> **Task directions**:
Pick out every line holding the string "wusste" and copy it.

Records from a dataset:
## start

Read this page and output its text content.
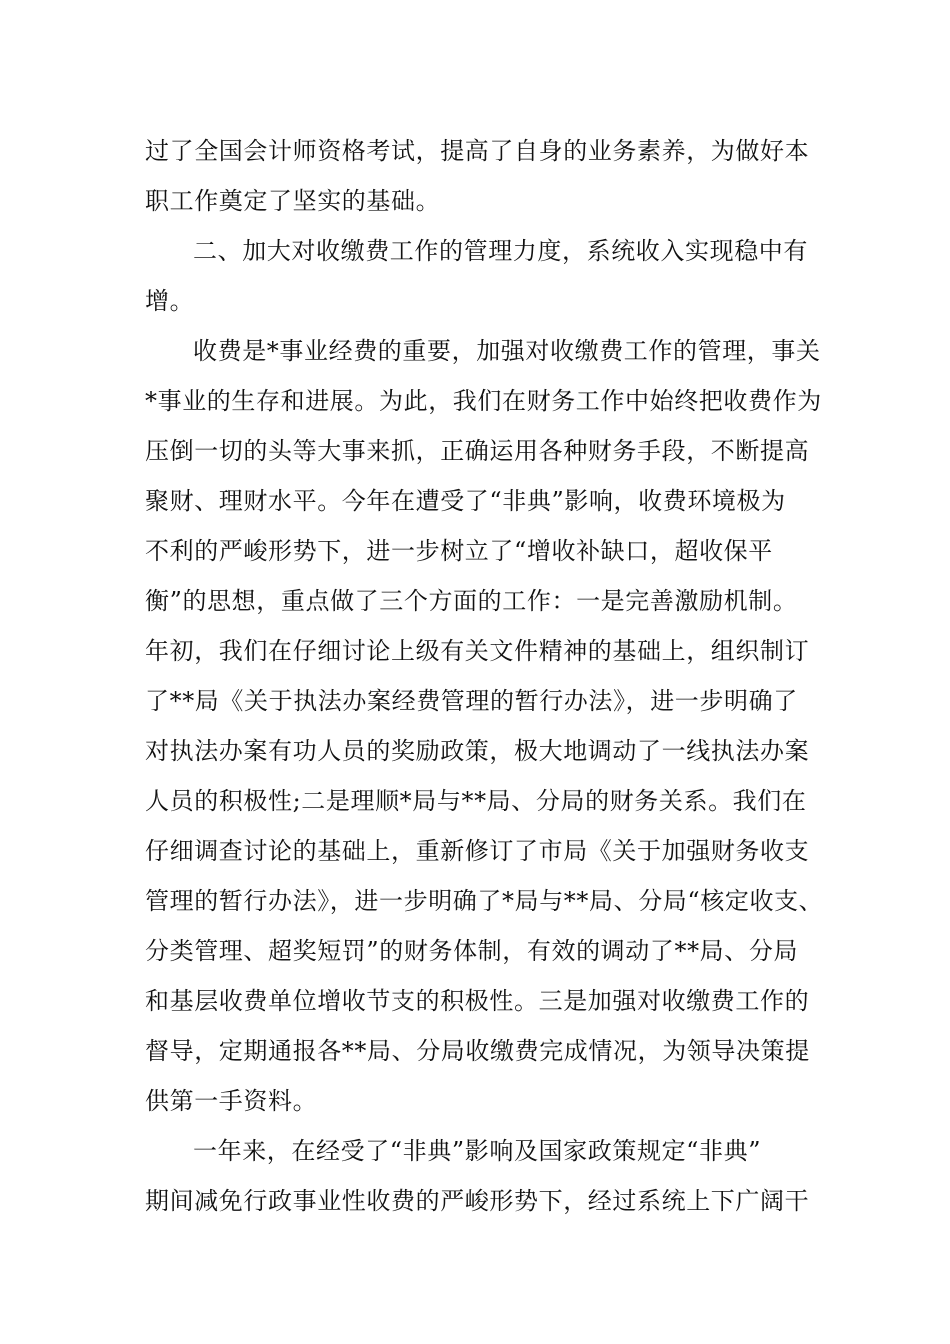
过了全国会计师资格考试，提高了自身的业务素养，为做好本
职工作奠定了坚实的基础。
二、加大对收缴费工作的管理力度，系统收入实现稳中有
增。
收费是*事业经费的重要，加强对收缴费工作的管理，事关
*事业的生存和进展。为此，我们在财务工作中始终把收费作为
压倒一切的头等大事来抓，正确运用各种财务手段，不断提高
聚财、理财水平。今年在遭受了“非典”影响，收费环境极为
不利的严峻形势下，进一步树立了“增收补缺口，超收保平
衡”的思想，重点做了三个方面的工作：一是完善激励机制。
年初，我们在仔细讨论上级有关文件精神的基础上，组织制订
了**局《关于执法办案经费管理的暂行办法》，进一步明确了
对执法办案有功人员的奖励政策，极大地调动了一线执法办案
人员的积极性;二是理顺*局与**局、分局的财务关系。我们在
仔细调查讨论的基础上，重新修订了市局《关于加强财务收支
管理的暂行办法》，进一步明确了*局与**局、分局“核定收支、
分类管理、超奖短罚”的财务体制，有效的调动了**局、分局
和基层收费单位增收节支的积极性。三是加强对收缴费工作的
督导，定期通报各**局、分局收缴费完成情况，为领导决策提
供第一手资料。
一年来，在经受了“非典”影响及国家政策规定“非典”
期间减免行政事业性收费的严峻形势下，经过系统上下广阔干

## end
## start

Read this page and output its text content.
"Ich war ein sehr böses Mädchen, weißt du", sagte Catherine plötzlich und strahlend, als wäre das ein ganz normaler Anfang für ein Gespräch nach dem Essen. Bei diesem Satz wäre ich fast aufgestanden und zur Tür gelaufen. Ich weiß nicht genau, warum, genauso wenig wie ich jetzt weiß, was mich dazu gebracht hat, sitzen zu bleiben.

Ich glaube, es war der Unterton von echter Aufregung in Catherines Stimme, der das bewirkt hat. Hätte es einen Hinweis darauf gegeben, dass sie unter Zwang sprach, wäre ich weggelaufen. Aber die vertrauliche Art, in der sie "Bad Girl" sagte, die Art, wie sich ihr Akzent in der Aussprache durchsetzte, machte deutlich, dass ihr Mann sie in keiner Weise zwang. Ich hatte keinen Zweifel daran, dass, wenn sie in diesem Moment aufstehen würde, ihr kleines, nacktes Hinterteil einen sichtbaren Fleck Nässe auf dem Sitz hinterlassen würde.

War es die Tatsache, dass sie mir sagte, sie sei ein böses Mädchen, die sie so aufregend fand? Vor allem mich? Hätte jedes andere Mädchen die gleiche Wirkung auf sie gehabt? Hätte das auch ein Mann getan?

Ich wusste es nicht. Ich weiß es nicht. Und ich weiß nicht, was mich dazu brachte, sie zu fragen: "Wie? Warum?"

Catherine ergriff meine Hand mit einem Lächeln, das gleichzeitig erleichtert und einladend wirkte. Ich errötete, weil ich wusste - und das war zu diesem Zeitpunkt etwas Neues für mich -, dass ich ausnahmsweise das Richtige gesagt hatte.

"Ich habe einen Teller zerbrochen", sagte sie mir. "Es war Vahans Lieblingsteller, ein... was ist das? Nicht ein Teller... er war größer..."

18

## end

> **Output**:
Ich wusste es nicht. Ich weiß es nicht. Und ich weiß nicht, was mich dazu brachte, sie zu fragen: "Wie? Warum?"
Catherine ergriff meine Hand mit einem Lächeln, das gleichzeitig erleichtert und einladend wirkte. Ich errötete, weil ich wusste - und das war zu diesem Zeitpunkt etwas Neues für mich -, dass ich ausnahmsweise das Richtige gesagt hatte.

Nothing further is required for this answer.